* _Work instructions_: Check the listing below line by line and report how many lines hold "loss", with no other words.

>>>

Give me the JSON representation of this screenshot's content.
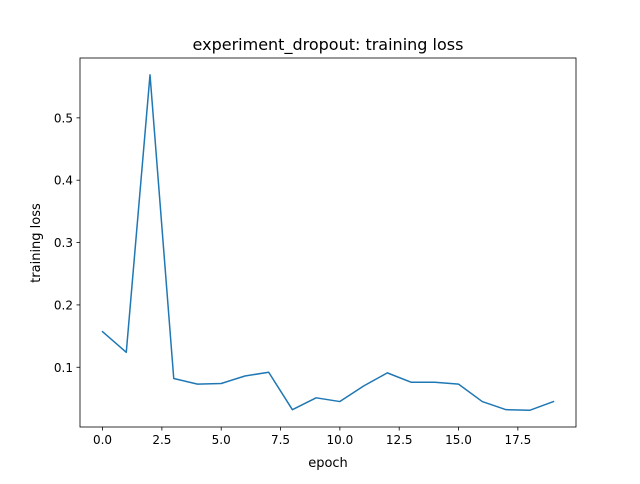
{
  "chart_data": {
    "type": "line",
    "title": "experiment_dropout: training loss",
    "xlabel": "epoch",
    "ylabel": "training loss",
    "xlim": [
      -0.95,
      19.95
    ],
    "ylim": [
      0.0042,
      0.596
    ],
    "xticks": [
      0.0,
      2.5,
      5.0,
      7.5,
      10.0,
      12.5,
      15.0,
      17.5
    ],
    "xtick_labels": [
      "0.0",
      "2.5",
      "5.0",
      "7.5",
      "10.0",
      "12.5",
      "15.0",
      "17.5"
    ],
    "yticks": [
      0.1,
      0.2,
      0.3,
      0.4,
      0.5
    ],
    "ytick_labels": [
      "0.1",
      "0.2",
      "0.3",
      "0.4",
      "0.5"
    ],
    "grid": false,
    "series": [
      {
        "color": "#1f77b4",
        "x": [
          0,
          1,
          2,
          3,
          4,
          5,
          6,
          7,
          8,
          9,
          10,
          11,
          12,
          13,
          14,
          15,
          16,
          17,
          18,
          19
        ],
        "y": [
          0.157,
          0.124,
          0.569,
          0.082,
          0.073,
          0.074,
          0.086,
          0.092,
          0.032,
          0.051,
          0.045,
          0.07,
          0.091,
          0.076,
          0.076,
          0.073,
          0.045,
          0.032,
          0.031,
          0.045
        ]
      }
    ]
  }
}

<<<

* _Written solution_: 2